((

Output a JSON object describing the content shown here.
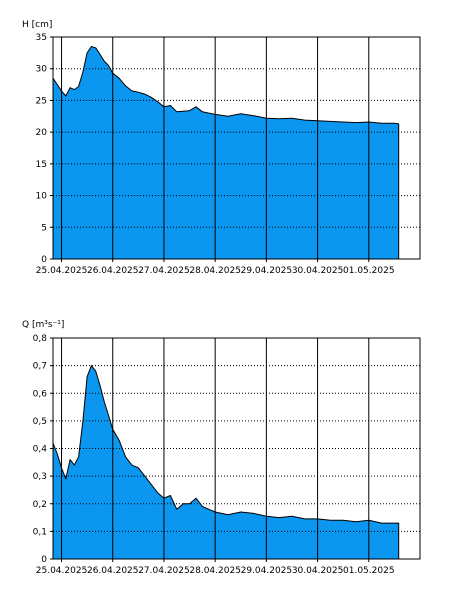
{
  "colors": {
    "fill": "#0b96f0",
    "outline": "#000000",
    "grid": "#000000",
    "background": "#ffffff"
  },
  "chart_data": [
    {
      "type": "area",
      "ylabel": "H [cm]",
      "ylim": [
        0,
        35
      ],
      "yticks": [
        "0",
        "5",
        "10",
        "15",
        "20",
        "25",
        "30",
        "35"
      ],
      "xlim": [
        "24.04.2025 20:00",
        "02.05.2025 00:00"
      ],
      "xticks": [
        "25.04.2025",
        "26.04.2025",
        "27.04.2025",
        "28.04.2025",
        "29.04.2025",
        "30.04.2025",
        "01.05.2025"
      ],
      "grid": {
        "vertical": "solid at day boundaries",
        "horizontal": "dotted"
      },
      "series": [
        {
          "x": [
            "24.04.2025 20:00",
            "24.04.2025 22:00",
            "25.04.2025 00:00",
            "25.04.2025 02:00",
            "25.04.2025 04:00",
            "25.04.2025 06:00",
            "25.04.2025 08:00",
            "25.04.2025 10:00",
            "25.04.2025 12:00",
            "25.04.2025 14:00",
            "25.04.2025 16:00",
            "25.04.2025 18:00",
            "25.04.2025 20:00",
            "25.04.2025 22:00",
            "26.04.2025 00:00",
            "26.04.2025 03:00",
            "26.04.2025 06:00",
            "26.04.2025 09:00",
            "26.04.2025 12:00",
            "26.04.2025 15:00",
            "26.04.2025 18:00",
            "26.04.2025 21:00",
            "27.04.2025 00:00",
            "27.04.2025 03:00",
            "27.04.2025 06:00",
            "27.04.2025 09:00",
            "27.04.2025 12:00",
            "27.04.2025 15:00",
            "27.04.2025 18:00",
            "27.04.2025 21:00",
            "28.04.2025 00:00",
            "28.04.2025 06:00",
            "28.04.2025 12:00",
            "28.04.2025 18:00",
            "29.04.2025 00:00",
            "29.04.2025 06:00",
            "29.04.2025 12:00",
            "29.04.2025 18:00",
            "30.04.2025 00:00",
            "30.04.2025 06:00",
            "30.04.2025 12:00",
            "30.04.2025 18:00",
            "01.05.2025 00:00",
            "01.05.2025 06:00",
            "01.05.2025 12:00",
            "01.05.2025 14:00"
          ],
          "y": [
            28.5,
            27.5,
            26.5,
            25.7,
            27.0,
            26.7,
            27.2,
            29.5,
            32.5,
            33.5,
            33.3,
            32.3,
            31.2,
            30.5,
            29.3,
            28.5,
            27.3,
            26.5,
            26.3,
            26.0,
            25.5,
            24.8,
            24.0,
            24.2,
            23.2,
            23.3,
            23.4,
            24.0,
            23.2,
            23.0,
            22.8,
            22.5,
            22.9,
            22.6,
            22.2,
            22.1,
            22.2,
            21.9,
            21.8,
            21.7,
            21.6,
            21.5,
            21.6,
            21.4,
            21.4,
            21.3
          ]
        }
      ]
    },
    {
      "type": "area",
      "ylabel": "Q [m³s⁻¹]",
      "ylim": [
        0,
        0.8
      ],
      "yticks": [
        "0",
        "0,1",
        "0,2",
        "0,3",
        "0,4",
        "0,5",
        "0,6",
        "0,7",
        "0,8"
      ],
      "xlim": [
        "24.04.2025 20:00",
        "02.05.2025 00:00"
      ],
      "xticks": [
        "25.04.2025",
        "26.04.2025",
        "27.04.2025",
        "28.04.2025",
        "29.04.2025",
        "30.04.2025",
        "01.05.2025"
      ],
      "grid": {
        "vertical": "solid at day boundaries",
        "horizontal": "dotted"
      },
      "series": [
        {
          "x": [
            "24.04.2025 20:00",
            "24.04.2025 22:00",
            "25.04.2025 00:00",
            "25.04.2025 02:00",
            "25.04.2025 04:00",
            "25.04.2025 06:00",
            "25.04.2025 08:00",
            "25.04.2025 10:00",
            "25.04.2025 12:00",
            "25.04.2025 14:00",
            "25.04.2025 16:00",
            "25.04.2025 18:00",
            "25.04.2025 20:00",
            "25.04.2025 22:00",
            "26.04.2025 00:00",
            "26.04.2025 03:00",
            "26.04.2025 06:00",
            "26.04.2025 09:00",
            "26.04.2025 12:00",
            "26.04.2025 15:00",
            "26.04.2025 18:00",
            "26.04.2025 21:00",
            "27.04.2025 00:00",
            "27.04.2025 03:00",
            "27.04.2025 06:00",
            "27.04.2025 09:00",
            "27.04.2025 12:00",
            "27.04.2025 15:00",
            "27.04.2025 18:00",
            "27.04.2025 21:00",
            "28.04.2025 00:00",
            "28.04.2025 06:00",
            "28.04.2025 12:00",
            "28.04.2025 18:00",
            "29.04.2025 00:00",
            "29.04.2025 06:00",
            "29.04.2025 12:00",
            "29.04.2025 18:00",
            "30.04.2025 00:00",
            "30.04.2025 06:00",
            "30.04.2025 12:00",
            "30.04.2025 18:00",
            "01.05.2025 00:00",
            "01.05.2025 06:00",
            "01.05.2025 12:00",
            "01.05.2025 14:00"
          ],
          "y": [
            0.42,
            0.38,
            0.33,
            0.29,
            0.36,
            0.34,
            0.37,
            0.5,
            0.66,
            0.7,
            0.68,
            0.63,
            0.57,
            0.52,
            0.47,
            0.43,
            0.37,
            0.34,
            0.33,
            0.3,
            0.27,
            0.24,
            0.22,
            0.23,
            0.18,
            0.2,
            0.2,
            0.22,
            0.19,
            0.18,
            0.17,
            0.16,
            0.17,
            0.165,
            0.155,
            0.15,
            0.155,
            0.145,
            0.145,
            0.14,
            0.14,
            0.135,
            0.14,
            0.13,
            0.13,
            0.13
          ]
        }
      ]
    }
  ]
}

))

- _What the task requires_
Pictures appear in the records above. Output everything except them, exactly.

- _Final result_
Output a JSON object describing the content shown here.
{
  "colors": {
    "fill": "#0b96f0",
    "outline": "#000000",
    "grid": "#000000",
    "background": "#ffffff"
  },
  "chart_data": [
    {
      "type": "area",
      "ylabel": "H [cm]",
      "ylim": [
        0,
        35
      ],
      "yticks": [
        "0",
        "5",
        "10",
        "15",
        "20",
        "25",
        "30",
        "35"
      ],
      "xlim": [
        "24.04.2025 20:00",
        "02.05.2025 00:00"
      ],
      "xticks": [
        "25.04.2025",
        "26.04.2025",
        "27.04.2025",
        "28.04.2025",
        "29.04.2025",
        "30.04.2025",
        "01.05.2025"
      ],
      "grid": {
        "vertical": "solid at day boundaries",
        "horizontal": "dotted"
      },
      "series": [
        {
          "x": [
            "24.04.2025 20:00",
            "24.04.2025 22:00",
            "25.04.2025 00:00",
            "25.04.2025 02:00",
            "25.04.2025 04:00",
            "25.04.2025 06:00",
            "25.04.2025 08:00",
            "25.04.2025 10:00",
            "25.04.2025 12:00",
            "25.04.2025 14:00",
            "25.04.2025 16:00",
            "25.04.2025 18:00",
            "25.04.2025 20:00",
            "25.04.2025 22:00",
            "26.04.2025 00:00",
            "26.04.2025 03:00",
            "26.04.2025 06:00",
            "26.04.2025 09:00",
            "26.04.2025 12:00",
            "26.04.2025 15:00",
            "26.04.2025 18:00",
            "26.04.2025 21:00",
            "27.04.2025 00:00",
            "27.04.2025 03:00",
            "27.04.2025 06:00",
            "27.04.2025 09:00",
            "27.04.2025 12:00",
            "27.04.2025 15:00",
            "27.04.2025 18:00",
            "27.04.2025 21:00",
            "28.04.2025 00:00",
            "28.04.2025 06:00",
            "28.04.2025 12:00",
            "28.04.2025 18:00",
            "29.04.2025 00:00",
            "29.04.2025 06:00",
            "29.04.2025 12:00",
            "29.04.2025 18:00",
            "30.04.2025 00:00",
            "30.04.2025 06:00",
            "30.04.2025 12:00",
            "30.04.2025 18:00",
            "01.05.2025 00:00",
            "01.05.2025 06:00",
            "01.05.2025 12:00",
            "01.05.2025 14:00"
          ],
          "y": [
            28.5,
            27.5,
            26.5,
            25.7,
            27.0,
            26.7,
            27.2,
            29.5,
            32.5,
            33.5,
            33.3,
            32.3,
            31.2,
            30.5,
            29.3,
            28.5,
            27.3,
            26.5,
            26.3,
            26.0,
            25.5,
            24.8,
            24.0,
            24.2,
            23.2,
            23.3,
            23.4,
            24.0,
            23.2,
            23.0,
            22.8,
            22.5,
            22.9,
            22.6,
            22.2,
            22.1,
            22.2,
            21.9,
            21.8,
            21.7,
            21.6,
            21.5,
            21.6,
            21.4,
            21.4,
            21.3
          ]
        }
      ]
    },
    {
      "type": "area",
      "ylabel": "Q [m³s⁻¹]",
      "ylim": [
        0,
        0.8
      ],
      "yticks": [
        "0",
        "0,1",
        "0,2",
        "0,3",
        "0,4",
        "0,5",
        "0,6",
        "0,7",
        "0,8"
      ],
      "xlim": [
        "24.04.2025 20:00",
        "02.05.2025 00:00"
      ],
      "xticks": [
        "25.04.2025",
        "26.04.2025",
        "27.04.2025",
        "28.04.2025",
        "29.04.2025",
        "30.04.2025",
        "01.05.2025"
      ],
      "grid": {
        "vertical": "solid at day boundaries",
        "horizontal": "dotted"
      },
      "series": [
        {
          "x": [
            "24.04.2025 20:00",
            "24.04.2025 22:00",
            "25.04.2025 00:00",
            "25.04.2025 02:00",
            "25.04.2025 04:00",
            "25.04.2025 06:00",
            "25.04.2025 08:00",
            "25.04.2025 10:00",
            "25.04.2025 12:00",
            "25.04.2025 14:00",
            "25.04.2025 16:00",
            "25.04.2025 18:00",
            "25.04.2025 20:00",
            "25.04.2025 22:00",
            "26.04.2025 00:00",
            "26.04.2025 03:00",
            "26.04.2025 06:00",
            "26.04.2025 09:00",
            "26.04.2025 12:00",
            "26.04.2025 15:00",
            "26.04.2025 18:00",
            "26.04.2025 21:00",
            "27.04.2025 00:00",
            "27.04.2025 03:00",
            "27.04.2025 06:00",
            "27.04.2025 09:00",
            "27.04.2025 12:00",
            "27.04.2025 15:00",
            "27.04.2025 18:00",
            "27.04.2025 21:00",
            "28.04.2025 00:00",
            "28.04.2025 06:00",
            "28.04.2025 12:00",
            "28.04.2025 18:00",
            "29.04.2025 00:00",
            "29.04.2025 06:00",
            "29.04.2025 12:00",
            "29.04.2025 18:00",
            "30.04.2025 00:00",
            "30.04.2025 06:00",
            "30.04.2025 12:00",
            "30.04.2025 18:00",
            "01.05.2025 00:00",
            "01.05.2025 06:00",
            "01.05.2025 12:00",
            "01.05.2025 14:00"
          ],
          "y": [
            0.42,
            0.38,
            0.33,
            0.29,
            0.36,
            0.34,
            0.37,
            0.5,
            0.66,
            0.7,
            0.68,
            0.63,
            0.57,
            0.52,
            0.47,
            0.43,
            0.37,
            0.34,
            0.33,
            0.3,
            0.27,
            0.24,
            0.22,
            0.23,
            0.18,
            0.2,
            0.2,
            0.22,
            0.19,
            0.18,
            0.17,
            0.16,
            0.17,
            0.165,
            0.155,
            0.15,
            0.155,
            0.145,
            0.145,
            0.14,
            0.14,
            0.135,
            0.14,
            0.13,
            0.13,
            0.13
          ]
        }
      ]
    }
  ]
}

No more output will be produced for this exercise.